→ What to do
Count every line where "Fahrers" shows up, and give that number only.

→ Given data
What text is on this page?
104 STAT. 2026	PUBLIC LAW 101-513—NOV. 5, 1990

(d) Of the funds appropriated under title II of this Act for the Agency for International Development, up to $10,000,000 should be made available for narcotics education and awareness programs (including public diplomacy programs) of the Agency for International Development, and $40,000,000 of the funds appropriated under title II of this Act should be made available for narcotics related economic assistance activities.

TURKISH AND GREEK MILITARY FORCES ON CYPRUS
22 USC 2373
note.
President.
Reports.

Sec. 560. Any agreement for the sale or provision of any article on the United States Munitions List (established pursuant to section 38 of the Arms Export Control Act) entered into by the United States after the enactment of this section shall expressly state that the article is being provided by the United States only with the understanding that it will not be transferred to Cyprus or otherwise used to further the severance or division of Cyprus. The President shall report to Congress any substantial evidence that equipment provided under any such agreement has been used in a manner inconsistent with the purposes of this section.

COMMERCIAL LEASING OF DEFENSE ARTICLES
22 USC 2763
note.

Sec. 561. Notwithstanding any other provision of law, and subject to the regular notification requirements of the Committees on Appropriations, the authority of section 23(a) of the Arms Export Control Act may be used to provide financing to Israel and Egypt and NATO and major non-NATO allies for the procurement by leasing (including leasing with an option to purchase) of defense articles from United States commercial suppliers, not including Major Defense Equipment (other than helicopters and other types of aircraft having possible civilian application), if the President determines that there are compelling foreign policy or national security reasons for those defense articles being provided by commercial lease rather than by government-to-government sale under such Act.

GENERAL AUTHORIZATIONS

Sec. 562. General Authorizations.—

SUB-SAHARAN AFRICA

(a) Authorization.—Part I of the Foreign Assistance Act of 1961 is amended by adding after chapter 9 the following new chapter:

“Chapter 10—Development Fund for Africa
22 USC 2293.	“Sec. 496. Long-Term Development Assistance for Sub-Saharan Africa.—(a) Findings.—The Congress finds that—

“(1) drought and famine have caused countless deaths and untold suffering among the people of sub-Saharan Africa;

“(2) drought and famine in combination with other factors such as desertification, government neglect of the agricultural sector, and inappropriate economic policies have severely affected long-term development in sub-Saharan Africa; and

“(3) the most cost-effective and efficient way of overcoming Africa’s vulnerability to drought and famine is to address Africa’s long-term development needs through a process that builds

...

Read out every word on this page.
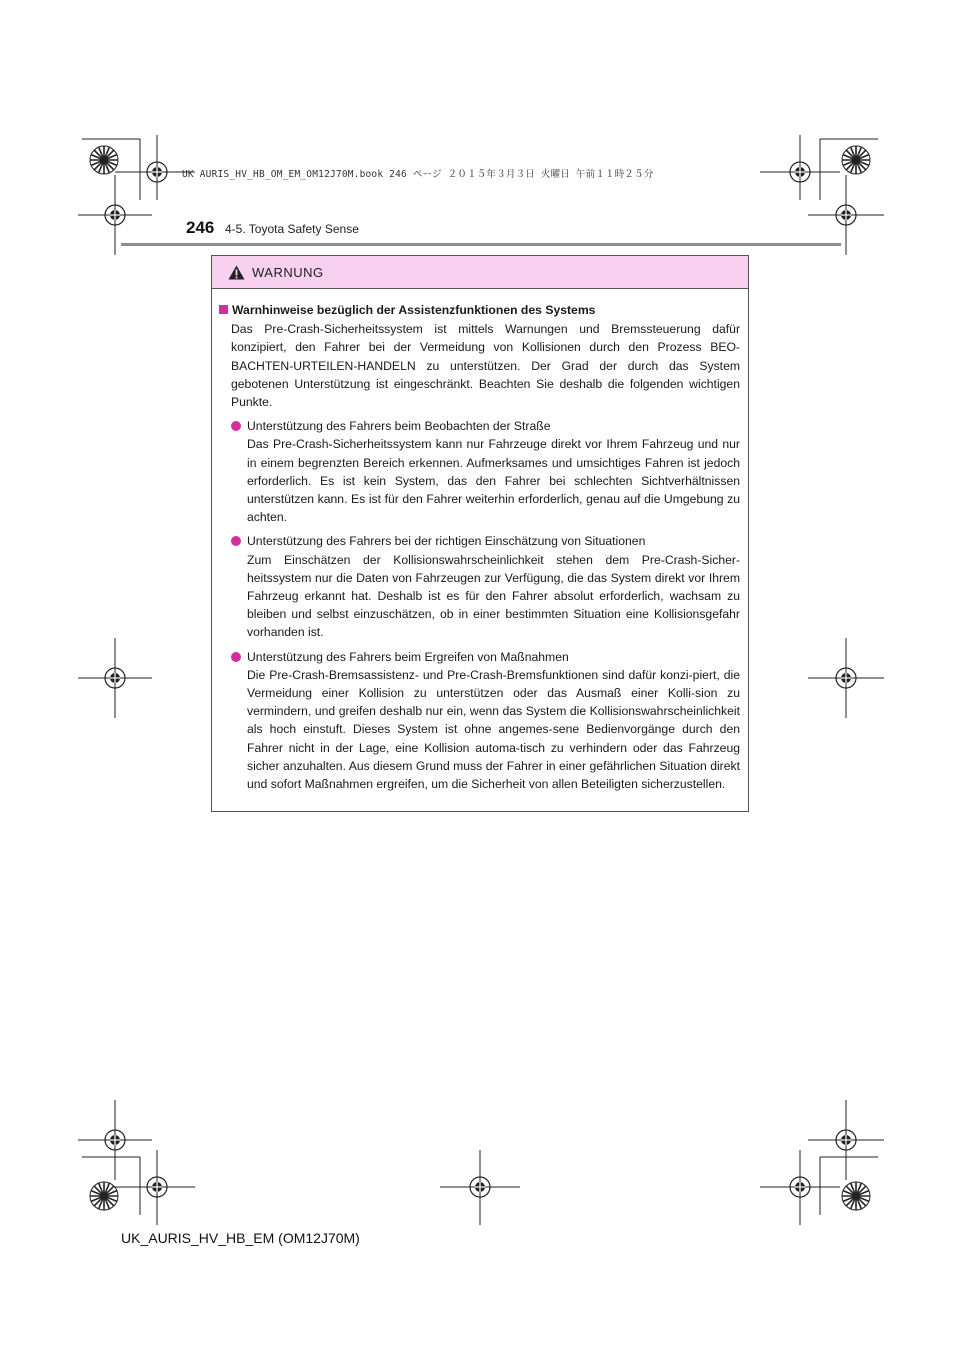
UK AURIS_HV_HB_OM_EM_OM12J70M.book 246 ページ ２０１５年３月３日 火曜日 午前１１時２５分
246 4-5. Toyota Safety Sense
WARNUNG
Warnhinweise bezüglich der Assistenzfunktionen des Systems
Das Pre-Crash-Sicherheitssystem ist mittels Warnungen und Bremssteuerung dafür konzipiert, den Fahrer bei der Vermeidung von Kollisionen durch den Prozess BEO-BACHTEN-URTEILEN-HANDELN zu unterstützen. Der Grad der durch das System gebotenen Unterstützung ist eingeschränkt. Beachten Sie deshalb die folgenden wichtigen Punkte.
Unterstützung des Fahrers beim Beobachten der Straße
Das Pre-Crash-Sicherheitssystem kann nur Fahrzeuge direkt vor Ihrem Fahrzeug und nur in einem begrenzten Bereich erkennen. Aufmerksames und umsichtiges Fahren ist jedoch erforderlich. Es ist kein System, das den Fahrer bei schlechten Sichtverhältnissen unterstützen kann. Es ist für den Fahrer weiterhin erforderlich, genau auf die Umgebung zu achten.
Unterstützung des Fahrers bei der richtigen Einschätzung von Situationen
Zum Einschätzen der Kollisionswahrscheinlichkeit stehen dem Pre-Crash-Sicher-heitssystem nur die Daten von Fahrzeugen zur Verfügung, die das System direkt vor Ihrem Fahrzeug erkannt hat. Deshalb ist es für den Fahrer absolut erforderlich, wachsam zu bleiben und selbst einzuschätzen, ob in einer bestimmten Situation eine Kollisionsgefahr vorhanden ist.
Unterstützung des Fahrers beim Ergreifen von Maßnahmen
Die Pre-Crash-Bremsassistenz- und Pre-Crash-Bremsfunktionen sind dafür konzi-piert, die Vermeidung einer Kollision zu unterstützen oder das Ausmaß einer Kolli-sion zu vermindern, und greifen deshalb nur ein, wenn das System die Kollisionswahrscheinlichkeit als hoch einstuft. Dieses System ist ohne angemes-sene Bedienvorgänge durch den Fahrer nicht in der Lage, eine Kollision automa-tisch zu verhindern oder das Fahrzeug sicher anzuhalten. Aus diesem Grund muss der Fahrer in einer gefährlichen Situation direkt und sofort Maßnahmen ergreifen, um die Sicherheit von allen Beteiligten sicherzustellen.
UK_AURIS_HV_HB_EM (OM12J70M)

→ Exercise result
3